**What needs to be done**
Please list all lines of the material below in which the string "JSON" occurs.

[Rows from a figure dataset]
-- start --
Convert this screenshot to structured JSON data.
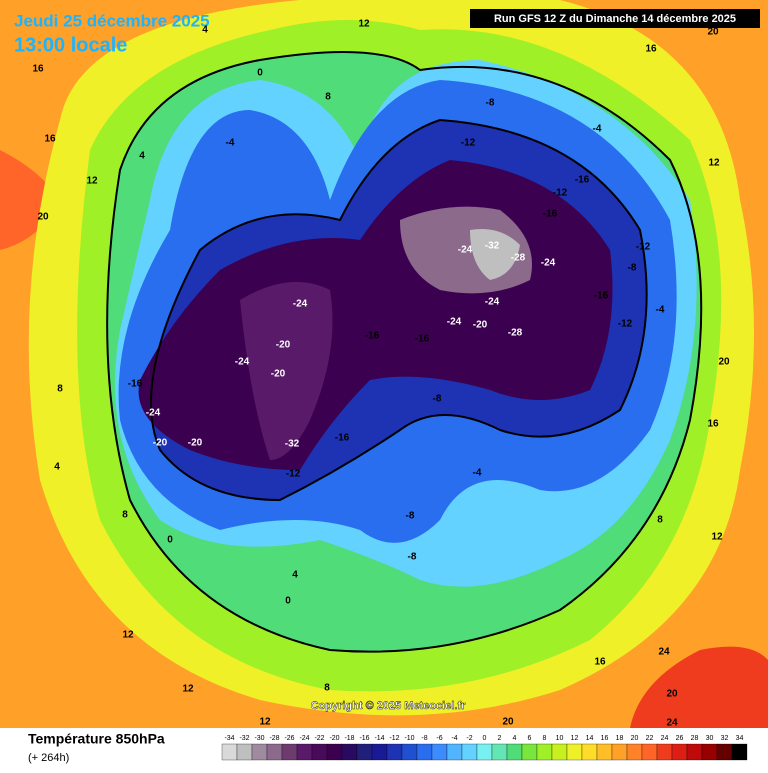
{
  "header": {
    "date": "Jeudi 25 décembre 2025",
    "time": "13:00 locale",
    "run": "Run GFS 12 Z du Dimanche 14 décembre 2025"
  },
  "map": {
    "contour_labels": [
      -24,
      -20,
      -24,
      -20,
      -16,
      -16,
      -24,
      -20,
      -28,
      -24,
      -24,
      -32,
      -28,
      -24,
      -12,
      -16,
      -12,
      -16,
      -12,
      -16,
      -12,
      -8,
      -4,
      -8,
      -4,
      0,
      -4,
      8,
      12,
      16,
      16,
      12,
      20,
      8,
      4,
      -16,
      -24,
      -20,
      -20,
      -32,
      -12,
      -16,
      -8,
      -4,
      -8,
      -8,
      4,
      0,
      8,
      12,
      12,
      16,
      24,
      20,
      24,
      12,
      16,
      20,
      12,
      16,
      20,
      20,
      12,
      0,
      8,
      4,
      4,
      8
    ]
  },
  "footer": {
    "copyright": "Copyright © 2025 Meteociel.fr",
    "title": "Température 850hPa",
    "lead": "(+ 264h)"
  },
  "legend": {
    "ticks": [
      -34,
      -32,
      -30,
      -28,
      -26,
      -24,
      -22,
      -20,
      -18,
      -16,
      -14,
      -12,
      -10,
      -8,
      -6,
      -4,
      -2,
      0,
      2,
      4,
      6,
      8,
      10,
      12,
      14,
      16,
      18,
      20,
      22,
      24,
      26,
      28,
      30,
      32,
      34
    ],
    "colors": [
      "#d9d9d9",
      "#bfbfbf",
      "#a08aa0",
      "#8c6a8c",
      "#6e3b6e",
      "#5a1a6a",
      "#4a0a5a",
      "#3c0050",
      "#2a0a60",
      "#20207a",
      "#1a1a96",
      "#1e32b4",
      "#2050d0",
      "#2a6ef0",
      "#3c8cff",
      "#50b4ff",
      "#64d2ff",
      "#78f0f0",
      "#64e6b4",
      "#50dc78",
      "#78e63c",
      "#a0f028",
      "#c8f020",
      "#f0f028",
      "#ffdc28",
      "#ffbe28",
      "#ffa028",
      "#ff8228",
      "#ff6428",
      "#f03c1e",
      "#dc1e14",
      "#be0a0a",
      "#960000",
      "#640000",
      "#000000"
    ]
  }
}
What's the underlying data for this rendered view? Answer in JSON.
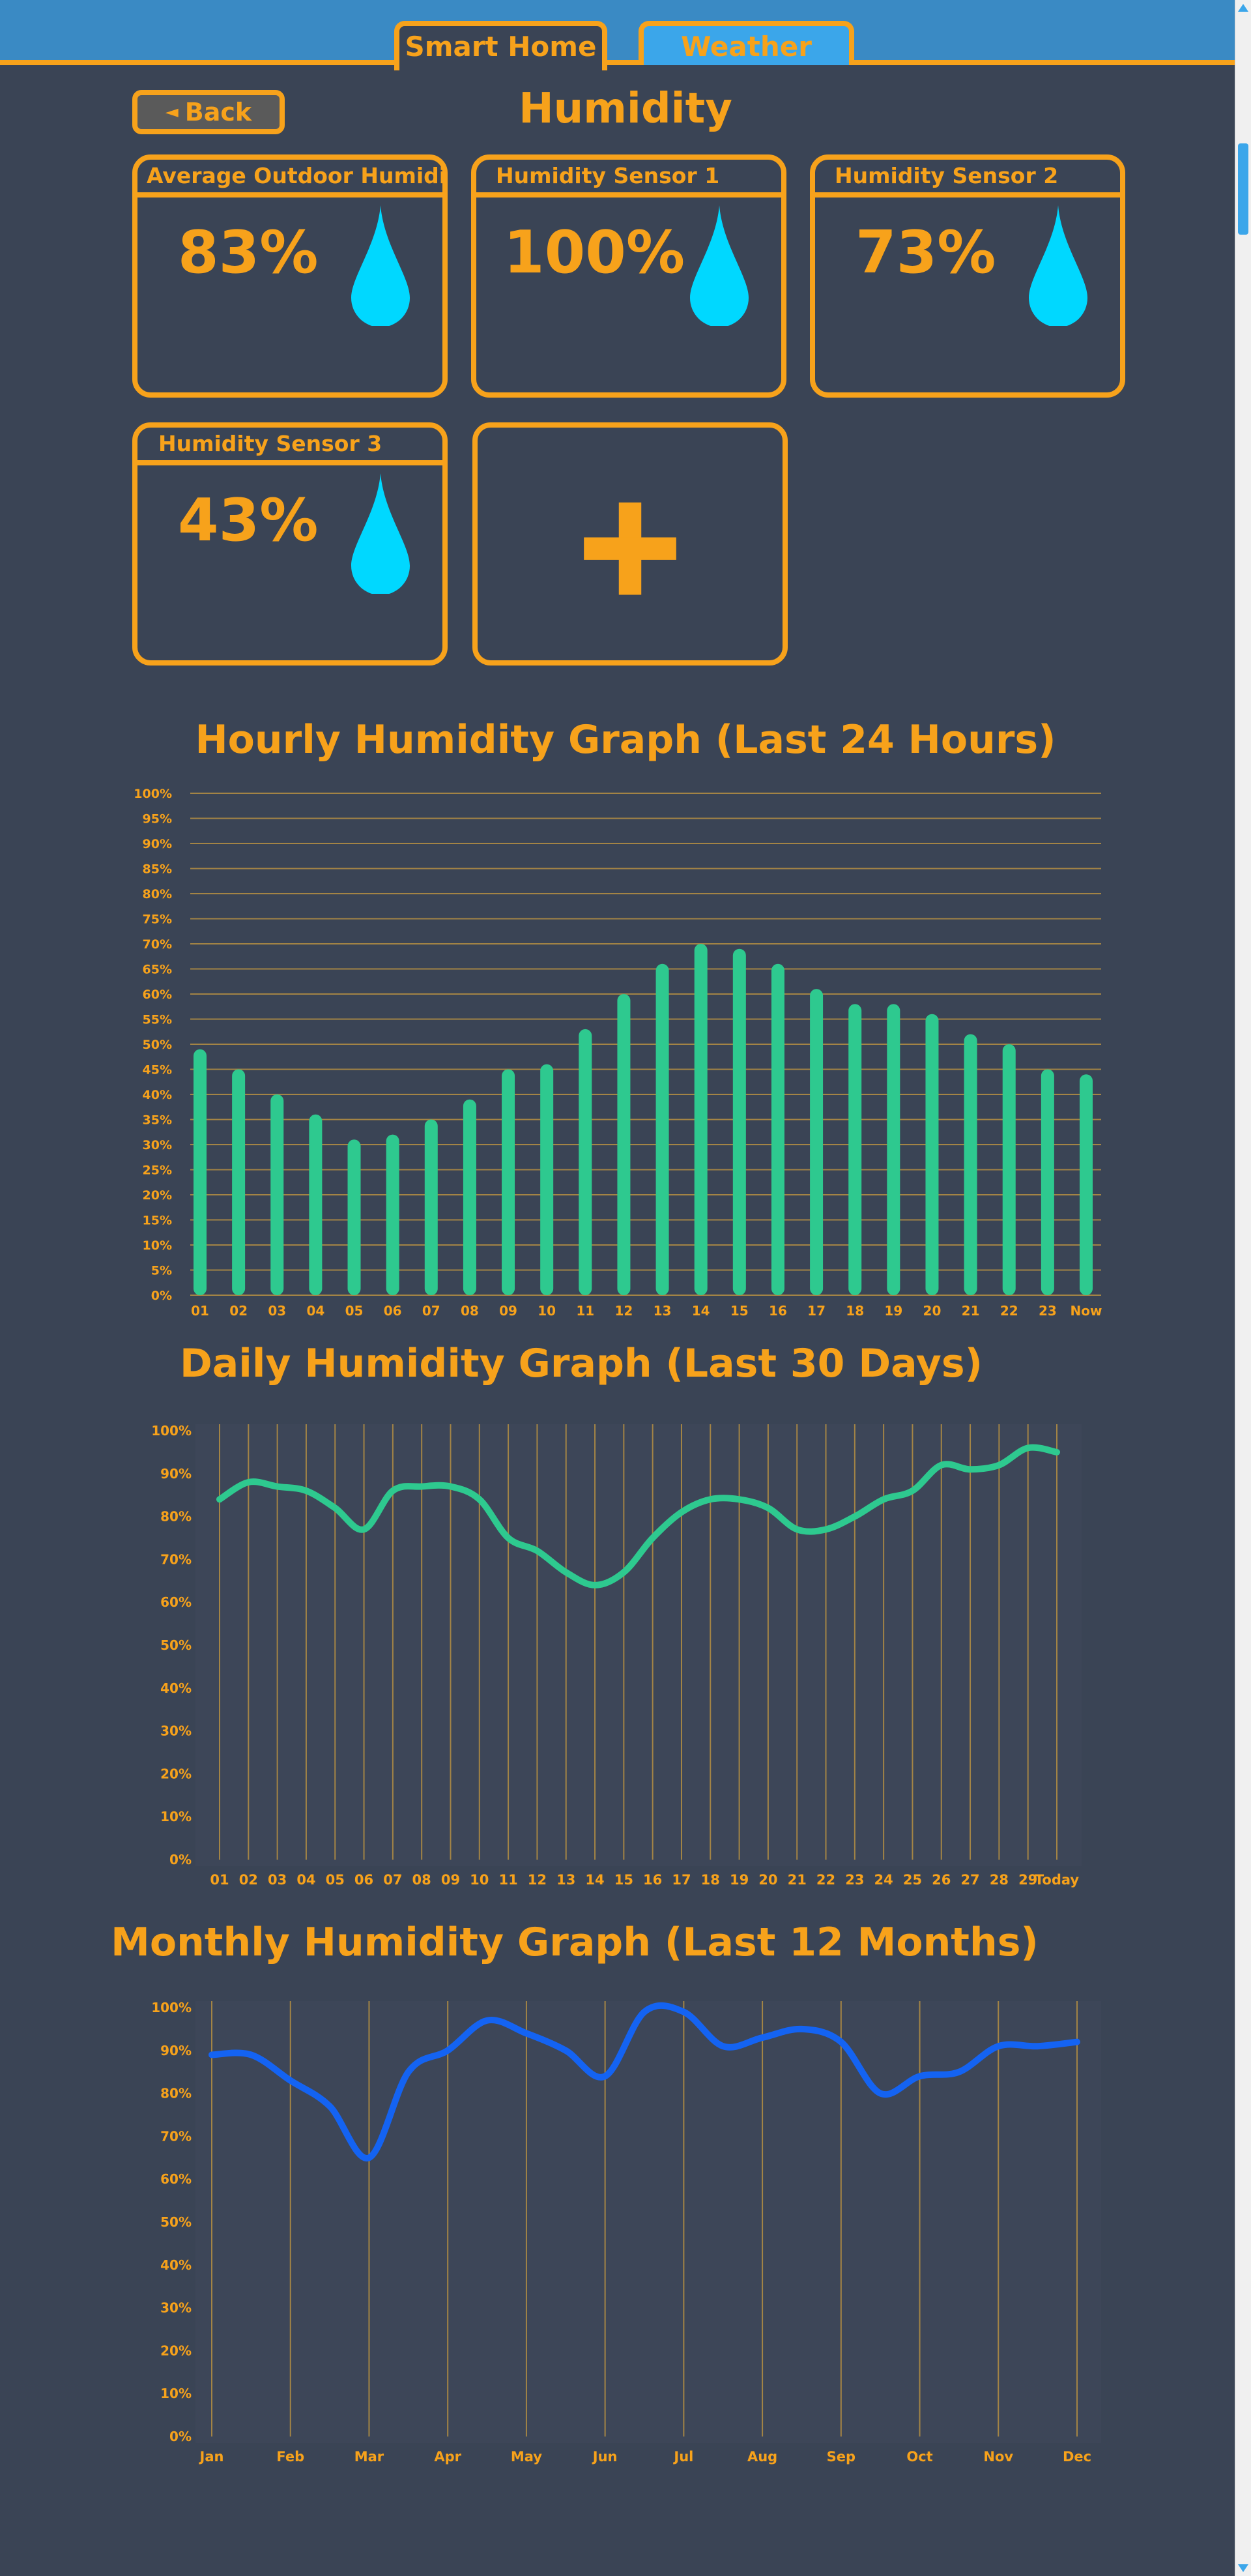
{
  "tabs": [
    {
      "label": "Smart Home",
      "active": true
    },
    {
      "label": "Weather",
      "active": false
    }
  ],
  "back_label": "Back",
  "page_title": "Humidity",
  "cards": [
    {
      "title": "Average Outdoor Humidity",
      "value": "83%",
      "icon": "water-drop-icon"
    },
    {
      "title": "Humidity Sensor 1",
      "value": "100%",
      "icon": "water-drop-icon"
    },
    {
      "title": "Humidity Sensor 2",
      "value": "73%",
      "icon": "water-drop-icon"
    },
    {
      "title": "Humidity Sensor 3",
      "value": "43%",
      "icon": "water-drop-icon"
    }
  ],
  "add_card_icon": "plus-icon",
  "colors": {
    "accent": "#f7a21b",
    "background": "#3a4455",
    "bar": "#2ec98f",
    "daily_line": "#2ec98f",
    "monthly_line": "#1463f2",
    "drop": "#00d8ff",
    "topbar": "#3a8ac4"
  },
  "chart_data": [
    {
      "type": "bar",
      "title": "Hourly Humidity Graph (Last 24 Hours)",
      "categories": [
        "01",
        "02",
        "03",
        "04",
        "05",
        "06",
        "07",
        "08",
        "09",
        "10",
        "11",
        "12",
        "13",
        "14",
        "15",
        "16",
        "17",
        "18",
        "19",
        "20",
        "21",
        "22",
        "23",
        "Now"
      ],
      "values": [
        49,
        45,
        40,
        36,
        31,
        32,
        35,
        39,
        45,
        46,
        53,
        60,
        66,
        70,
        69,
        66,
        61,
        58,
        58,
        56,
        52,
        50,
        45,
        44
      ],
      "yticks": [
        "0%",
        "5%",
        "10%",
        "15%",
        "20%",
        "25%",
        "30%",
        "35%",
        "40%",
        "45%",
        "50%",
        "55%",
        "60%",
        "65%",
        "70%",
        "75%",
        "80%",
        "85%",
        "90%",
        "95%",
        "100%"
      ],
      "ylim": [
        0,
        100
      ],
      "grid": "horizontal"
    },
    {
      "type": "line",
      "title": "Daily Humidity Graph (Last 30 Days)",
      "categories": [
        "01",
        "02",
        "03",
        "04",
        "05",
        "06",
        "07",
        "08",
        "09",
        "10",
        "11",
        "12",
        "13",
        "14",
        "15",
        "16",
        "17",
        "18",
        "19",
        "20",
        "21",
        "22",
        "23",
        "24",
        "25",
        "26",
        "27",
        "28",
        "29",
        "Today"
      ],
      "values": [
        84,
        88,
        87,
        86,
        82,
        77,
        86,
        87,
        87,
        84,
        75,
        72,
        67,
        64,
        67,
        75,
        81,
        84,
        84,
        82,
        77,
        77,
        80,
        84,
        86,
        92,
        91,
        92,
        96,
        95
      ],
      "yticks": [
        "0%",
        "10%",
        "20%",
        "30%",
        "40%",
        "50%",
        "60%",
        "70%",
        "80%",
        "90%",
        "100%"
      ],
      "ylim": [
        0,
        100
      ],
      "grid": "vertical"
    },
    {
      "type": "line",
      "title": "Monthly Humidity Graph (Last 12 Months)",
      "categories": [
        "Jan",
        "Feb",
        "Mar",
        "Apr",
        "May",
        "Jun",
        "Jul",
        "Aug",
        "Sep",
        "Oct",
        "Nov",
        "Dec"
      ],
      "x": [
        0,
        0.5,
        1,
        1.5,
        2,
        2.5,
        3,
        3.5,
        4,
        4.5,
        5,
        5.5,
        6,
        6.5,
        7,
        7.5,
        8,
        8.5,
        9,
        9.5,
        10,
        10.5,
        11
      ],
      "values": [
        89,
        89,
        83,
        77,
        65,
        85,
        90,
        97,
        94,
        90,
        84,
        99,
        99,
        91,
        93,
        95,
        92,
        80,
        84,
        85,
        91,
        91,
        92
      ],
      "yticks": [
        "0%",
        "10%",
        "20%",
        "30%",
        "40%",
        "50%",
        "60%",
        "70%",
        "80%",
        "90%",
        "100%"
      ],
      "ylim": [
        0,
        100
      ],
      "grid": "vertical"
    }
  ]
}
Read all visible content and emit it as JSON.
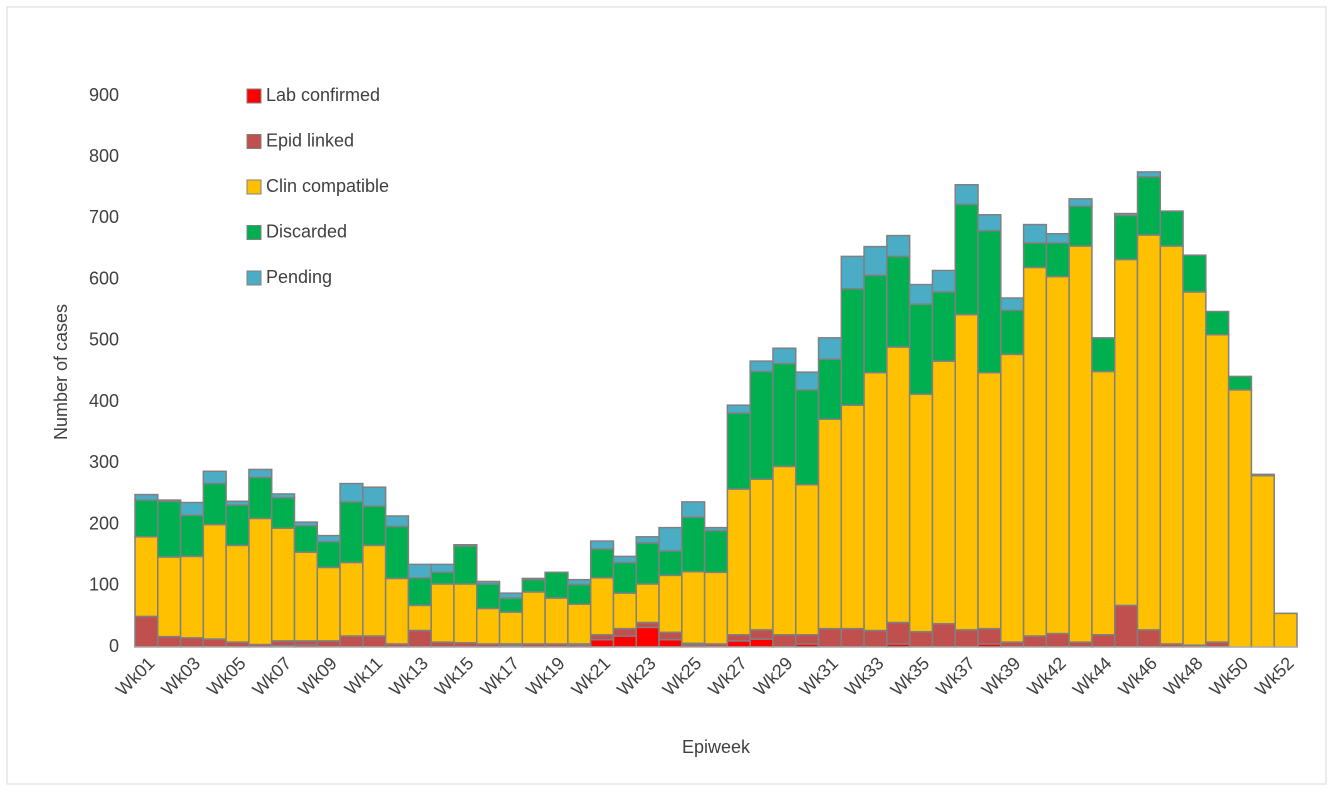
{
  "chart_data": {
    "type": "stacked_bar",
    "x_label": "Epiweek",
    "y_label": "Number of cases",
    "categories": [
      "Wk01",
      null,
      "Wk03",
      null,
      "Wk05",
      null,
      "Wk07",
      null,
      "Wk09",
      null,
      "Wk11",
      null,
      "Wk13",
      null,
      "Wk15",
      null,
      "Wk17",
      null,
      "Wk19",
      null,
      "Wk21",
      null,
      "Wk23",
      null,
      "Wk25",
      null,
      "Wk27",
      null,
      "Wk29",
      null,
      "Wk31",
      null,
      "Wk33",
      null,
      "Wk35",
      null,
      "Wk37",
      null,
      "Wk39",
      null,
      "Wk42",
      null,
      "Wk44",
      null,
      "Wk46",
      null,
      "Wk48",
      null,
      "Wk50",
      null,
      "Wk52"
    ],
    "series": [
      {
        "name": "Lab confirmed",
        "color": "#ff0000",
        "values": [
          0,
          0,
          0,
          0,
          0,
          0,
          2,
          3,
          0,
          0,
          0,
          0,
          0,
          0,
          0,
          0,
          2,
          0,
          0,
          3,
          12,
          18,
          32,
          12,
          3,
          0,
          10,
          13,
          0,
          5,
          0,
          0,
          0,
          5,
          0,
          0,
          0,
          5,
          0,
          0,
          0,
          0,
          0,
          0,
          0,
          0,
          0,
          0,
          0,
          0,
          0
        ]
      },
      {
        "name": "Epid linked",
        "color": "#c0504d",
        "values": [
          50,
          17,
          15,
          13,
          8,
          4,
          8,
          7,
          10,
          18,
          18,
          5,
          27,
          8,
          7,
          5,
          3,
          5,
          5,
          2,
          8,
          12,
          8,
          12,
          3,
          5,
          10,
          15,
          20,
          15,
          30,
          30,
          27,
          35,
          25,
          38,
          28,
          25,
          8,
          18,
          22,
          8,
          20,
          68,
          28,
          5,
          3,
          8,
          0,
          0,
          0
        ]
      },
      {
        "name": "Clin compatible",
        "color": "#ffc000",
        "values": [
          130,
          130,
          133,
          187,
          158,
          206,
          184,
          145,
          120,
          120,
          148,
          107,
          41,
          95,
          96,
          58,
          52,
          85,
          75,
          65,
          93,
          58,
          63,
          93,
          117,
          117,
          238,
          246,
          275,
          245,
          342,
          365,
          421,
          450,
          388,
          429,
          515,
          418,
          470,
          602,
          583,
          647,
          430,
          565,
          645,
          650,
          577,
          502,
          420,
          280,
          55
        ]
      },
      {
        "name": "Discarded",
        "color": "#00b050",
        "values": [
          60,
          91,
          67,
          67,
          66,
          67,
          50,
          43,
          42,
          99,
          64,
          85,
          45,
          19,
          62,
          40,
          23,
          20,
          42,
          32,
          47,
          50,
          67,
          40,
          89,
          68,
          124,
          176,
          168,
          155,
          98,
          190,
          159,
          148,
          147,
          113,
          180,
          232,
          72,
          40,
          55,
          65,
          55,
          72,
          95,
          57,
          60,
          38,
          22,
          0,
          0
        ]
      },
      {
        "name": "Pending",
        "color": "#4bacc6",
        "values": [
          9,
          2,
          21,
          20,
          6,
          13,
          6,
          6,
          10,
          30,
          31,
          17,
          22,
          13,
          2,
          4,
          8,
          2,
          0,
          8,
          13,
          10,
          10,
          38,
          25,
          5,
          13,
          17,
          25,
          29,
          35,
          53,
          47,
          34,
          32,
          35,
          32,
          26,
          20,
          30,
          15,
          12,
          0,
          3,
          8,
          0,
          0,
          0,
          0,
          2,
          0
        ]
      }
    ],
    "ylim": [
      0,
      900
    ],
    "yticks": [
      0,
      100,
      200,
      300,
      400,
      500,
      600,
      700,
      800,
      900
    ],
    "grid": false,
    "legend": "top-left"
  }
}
-- end --
**Exercise response**
Convert this screenshot to structured JSON data.
What's the underlying data for this rendered view? Answer in JSON.
Read all visible content and emit it as JSON.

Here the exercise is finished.